SHORT PROBLEM: Make an exact transcription of the material, leaving out all images.
# # # # # # #
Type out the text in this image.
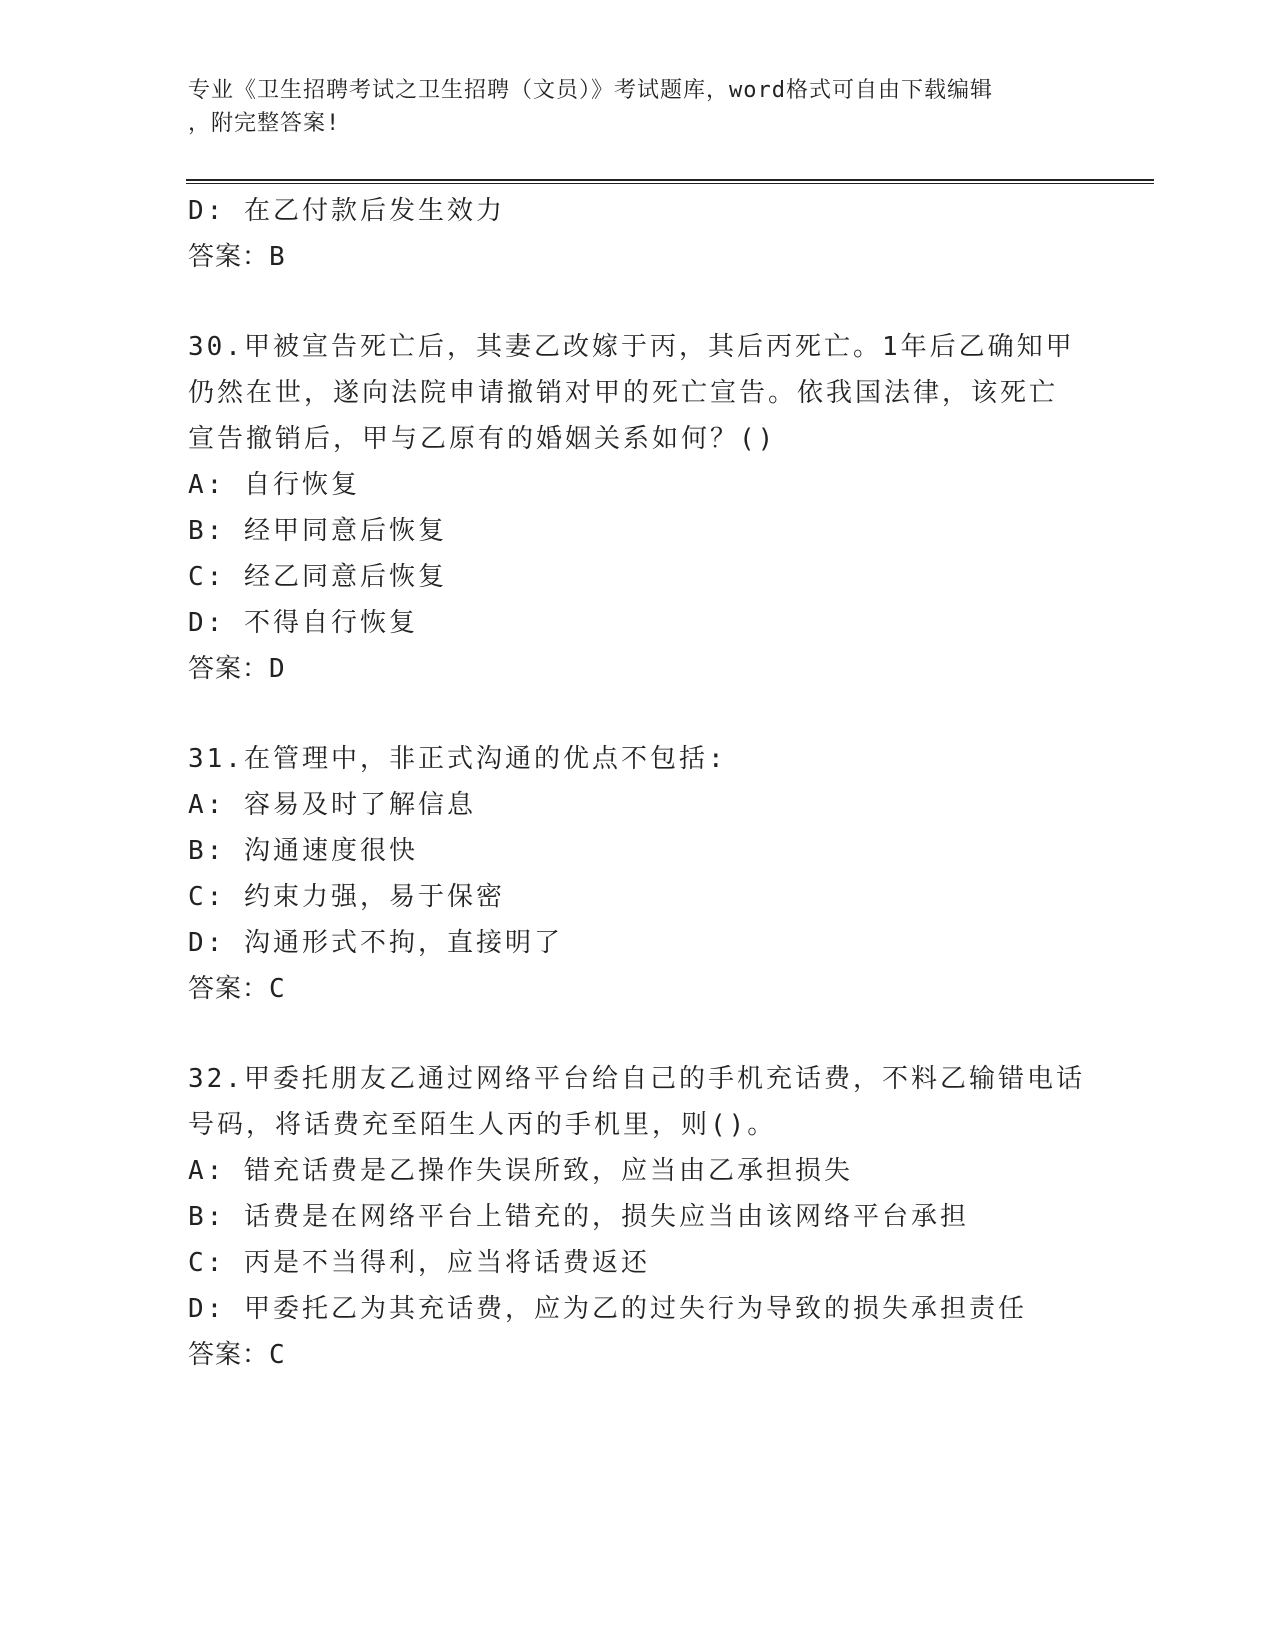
专业《卫生招聘考试之卫生招聘（文员）》考试题库，word格式可自由下载编辑
，附完整答案!
D: 在乙付款后发生效力
答案：B
30.甲被宣告死亡后，其妻乙改嫁于丙，其后丙死亡。1年后乙确知甲
仍然在世，遂向法院申请撤销对甲的死亡宣告。依我国法律，该死亡
宣告撤销后，甲与乙原有的婚姻关系如何？()
A: 自行恢复
B: 经甲同意后恢复
C: 经乙同意后恢复
D: 不得自行恢复
答案：D
31.在管理中，非正式沟通的优点不包括:
A: 容易及时了解信息
B: 沟通速度很快
C: 约束力强，易于保密
D: 沟通形式不拘，直接明了
答案：C
32.甲委托朋友乙通过网络平台给自己的手机充话费，不料乙输错电话
号码，将话费充至陌生人丙的手机里，则()。
A: 错充话费是乙操作失误所致，应当由乙承担损失
B: 话费是在网络平台上错充的，损失应当由该网络平台承担
C: 丙是不当得利，应当将话费返还
D: 甲委托乙为其充话费，应为乙的过失行为导致的损失承担责任
答案：C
# # # # # # #
SOLVED PROBLEM:
Type out the text in this image.
专业《卫生招聘考试之卫生招聘（文员）》考试题库，word格式可自由下载编辑
，附完整答案!
D: 在乙付款后发生效力
答案：B
30.甲被宣告死亡后，其妻乙改嫁于丙，其后丙死亡。1年后乙确知甲
仍然在世，遂向法院申请撤销对甲的死亡宣告。依我国法律，该死亡
宣告撤销后，甲与乙原有的婚姻关系如何？()
A: 自行恢复
B: 经甲同意后恢复
C: 经乙同意后恢复
D: 不得自行恢复
答案：D
31.在管理中，非正式沟通的优点不包括:
A: 容易及时了解信息
B: 沟通速度很快
C: 约束力强，易于保密
D: 沟通形式不拘，直接明了
答案：C
32.甲委托朋友乙通过网络平台给自己的手机充话费，不料乙输错电话
号码，将话费充至陌生人丙的手机里，则()。
A: 错充话费是乙操作失误所致，应当由乙承担损失
B: 话费是在网络平台上错充的，损失应当由该网络平台承担
C: 丙是不当得利，应当将话费返还
D: 甲委托乙为其充话费，应为乙的过失行为导致的损失承担责任
答案：C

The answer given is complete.